▶ **LATIHAN SINGKAT 1**
Terjemahkan kalimat berikut dari teks tentang suara wanita ke dalam bahasa Inggris: "Para wanita diwajibkan untuk menjauhi setiap perkara yang dapat mengantarkan kepada fitnah."
▶ **LATIHAN SINGKAT 2**
Tulis ulang baris-baris catatan sebagai tabel Markdown dengan kolom Nomor dan Isi, mulai dari baris pertama catatan sampai dengan baris yang memuat "blood-flow-point (314, 363, 322, 372)". Baris kosong tidak dimasukkan.

Thursday, May 3, 2007

Di Balik Kelembutan Suaramu


Banyak wanita di zaman ini yang merelakan
dirinya menjadi komoditi.
Tidak hanya wajah dan tubuhnya yang menjadi
barang dagangan, suaranya
pun bisa mendatangkan banyak rupiah
 
Ukhti Muslimah….
Suara empuk dan tawa canda seorang wanita
terlalu sering kita
dengarkan di sekitar kita, baik secara langsung
atau lewat radio dan
televisi. Terlebih lagi bila wanita itu
berprofesi sebagai penyiar
atau MC karena memang termasuk modal
utamanya adalah suara yang indah
dan merdu.
 
Begitu mudahnya wanita tersebut memperdengarkan
suaranya yang bak
buluh perindu, tanpa ada rasa takut
kepada Allah Subhanahu Wa Ta'ala.
Padahal Dia telah memperingatkan:
"Maka janganlah kalian merendahkan suara
dalam berbicara sehingga
berkeinginan jeleklah orang yang ada
penyakit dalam hatinya dan
ucapkanlah perkataan yang ma'ruf." (Al Ahzab: 32)
 
Rasulullah Shallallahu 'Alaihi Wasallam
juga telah bersabda :
"Wanita itu adalah aurat, apabila ia
keluar rumah maka syaitan
menghias-hiasinya (membuat indah dalam
pandangan laki-laki sehingga ia
terfitnah)". (HR. At Tirmidzi, dishahihkan
dengan syarat Muslim oleh
Asy Syaikh Muqbil bin Hadi Al Wadi`i dalam
Ash Shahihul Musnad, 2/36).
 
Suara merupakan bagian dari wanita sehingga
suara termasuk aurat,
demikian fatwa yang disampaikan Asy Syaikh
Shalih bin Fauzan bin
Abdillah Al Fauzan dan Asy Syaikh Abdullah
bin Abdirrahman Al Jibrin
sebagaimana dinukil dalam kitab Fatawa
Al Mar'ah Al Muslimah (1/ 431,
434)
 
Para wanita diwajibkan untuk menjauhi setiap
perkara yang dapat
mengantarkan kepada fitnah. Apabila ia
memperdengarkan suaranya,
kemudian dengan itu terfitnahlah kaum lelaki,
maka seharusnya ia
menghentikan ucapannya. Oleh karena itu para
wanita diperintahkan
untuk tidak mengeraskan suaranya ketika
bertalbiyah1. Ketika
mengingatkan imam yang keliru dalam shalatnya,
wanita tidak boleh
memperdengarkan suaranya dengan bertashbih
sebagaimana laki-laki,
tapi cukup menepukkan tangannya, sebagaimana
tuntunan Nabi Shallallahu
'Alaihi Wasallam:
"Ucapan tashbih itu untuk laki-laki sedang
tepuk tangan untuk wanita".

▶ **DATA YANG DIGUNAKAN**
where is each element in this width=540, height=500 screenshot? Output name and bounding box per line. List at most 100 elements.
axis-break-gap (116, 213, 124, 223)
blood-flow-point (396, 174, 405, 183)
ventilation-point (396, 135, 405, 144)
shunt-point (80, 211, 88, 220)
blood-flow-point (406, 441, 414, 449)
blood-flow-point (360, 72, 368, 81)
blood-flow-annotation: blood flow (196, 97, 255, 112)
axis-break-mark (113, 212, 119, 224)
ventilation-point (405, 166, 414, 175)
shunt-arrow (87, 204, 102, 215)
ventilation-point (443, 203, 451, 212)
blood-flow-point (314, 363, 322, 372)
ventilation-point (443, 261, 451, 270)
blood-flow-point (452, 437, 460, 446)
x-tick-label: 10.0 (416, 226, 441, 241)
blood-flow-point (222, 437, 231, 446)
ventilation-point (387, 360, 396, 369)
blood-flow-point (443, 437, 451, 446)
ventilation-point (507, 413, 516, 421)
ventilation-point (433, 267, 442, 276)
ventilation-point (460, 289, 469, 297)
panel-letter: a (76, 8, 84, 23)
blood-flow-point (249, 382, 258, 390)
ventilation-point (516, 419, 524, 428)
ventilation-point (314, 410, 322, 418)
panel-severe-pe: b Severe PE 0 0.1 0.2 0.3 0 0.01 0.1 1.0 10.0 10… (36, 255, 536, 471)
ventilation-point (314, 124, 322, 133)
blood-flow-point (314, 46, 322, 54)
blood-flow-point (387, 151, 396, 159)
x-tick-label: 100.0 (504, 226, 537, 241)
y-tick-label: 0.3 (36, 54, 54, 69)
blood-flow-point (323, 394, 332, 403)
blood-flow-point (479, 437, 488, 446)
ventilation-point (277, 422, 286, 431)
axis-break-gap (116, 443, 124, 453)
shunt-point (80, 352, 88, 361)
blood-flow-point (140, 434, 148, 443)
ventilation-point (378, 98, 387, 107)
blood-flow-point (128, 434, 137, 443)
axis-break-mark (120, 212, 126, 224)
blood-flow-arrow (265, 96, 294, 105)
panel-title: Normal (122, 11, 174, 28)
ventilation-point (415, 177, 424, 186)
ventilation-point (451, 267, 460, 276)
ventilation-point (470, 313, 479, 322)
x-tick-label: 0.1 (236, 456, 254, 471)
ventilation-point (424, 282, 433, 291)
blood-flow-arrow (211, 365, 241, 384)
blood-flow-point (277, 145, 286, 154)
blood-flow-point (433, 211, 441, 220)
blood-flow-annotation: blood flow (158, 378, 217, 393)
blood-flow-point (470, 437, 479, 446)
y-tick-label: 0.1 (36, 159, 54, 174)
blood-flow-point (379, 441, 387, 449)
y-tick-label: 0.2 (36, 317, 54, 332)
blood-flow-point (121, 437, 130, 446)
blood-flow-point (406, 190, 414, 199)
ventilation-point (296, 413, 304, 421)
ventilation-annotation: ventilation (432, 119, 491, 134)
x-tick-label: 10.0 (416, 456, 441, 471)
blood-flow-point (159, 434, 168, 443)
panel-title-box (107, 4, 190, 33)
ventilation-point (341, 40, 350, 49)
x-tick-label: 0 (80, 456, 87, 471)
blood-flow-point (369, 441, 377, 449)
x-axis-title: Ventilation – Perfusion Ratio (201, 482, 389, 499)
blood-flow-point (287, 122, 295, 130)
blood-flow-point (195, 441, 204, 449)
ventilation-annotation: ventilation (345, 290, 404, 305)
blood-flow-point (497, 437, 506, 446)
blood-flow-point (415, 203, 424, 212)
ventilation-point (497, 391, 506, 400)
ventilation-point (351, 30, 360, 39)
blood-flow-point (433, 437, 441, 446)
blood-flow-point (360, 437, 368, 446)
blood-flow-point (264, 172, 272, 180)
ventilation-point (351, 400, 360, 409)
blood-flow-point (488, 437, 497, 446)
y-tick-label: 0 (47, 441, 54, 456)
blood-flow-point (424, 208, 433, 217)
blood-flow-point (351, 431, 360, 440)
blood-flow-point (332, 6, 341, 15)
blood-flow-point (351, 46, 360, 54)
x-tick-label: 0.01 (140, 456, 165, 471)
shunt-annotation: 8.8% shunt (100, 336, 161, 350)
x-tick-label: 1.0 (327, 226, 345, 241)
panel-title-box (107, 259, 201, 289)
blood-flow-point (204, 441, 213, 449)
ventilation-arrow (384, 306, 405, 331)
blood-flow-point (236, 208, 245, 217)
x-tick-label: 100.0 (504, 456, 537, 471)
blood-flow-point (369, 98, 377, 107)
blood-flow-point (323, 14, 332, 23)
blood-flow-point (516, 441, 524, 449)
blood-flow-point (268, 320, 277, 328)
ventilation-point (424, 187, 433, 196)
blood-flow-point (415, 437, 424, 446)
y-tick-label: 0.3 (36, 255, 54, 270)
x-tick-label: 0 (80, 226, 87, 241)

▶ **JAWABAN BENAR 1**
Women are obliged to stay away from every matter that can lead to fitnah.

▶ **JAWABAN BENAR 2**
| Nomor | Isi |
|---|---|
| 1 | where is each element in this width=540, height=500 screenshot? Output name and bounding box per line. List at most 100 elements. |
| 2 | axis-break-gap (116, 213, 124, 223) |
| 3 | blood-flow-point (396, 174, 405, 183) |
| 4 | ventilation-point (396, 135, 405, 144) |
| 5 | shunt-point (80, 211, 88, 220) |
| 6 | blood-flow-point (406, 441, 414, 449) |
| 7 | blood-flow-point (360, 72, 368, 81) |
| 8 | blood-flow-annotation: blood flow (196, 97, 255, 112) |
| 9 | axis-break-mark (113, 212, 119, 224) |
| 10 | ventilation-point (405, 166, 414, 175) |
| 11 | shunt-arrow (87, 204, 102, 215) |
| 12 | ventilation-point (443, 203, 451, 212) |
| 13 | blood-flow-point (314, 363, 322, 372) |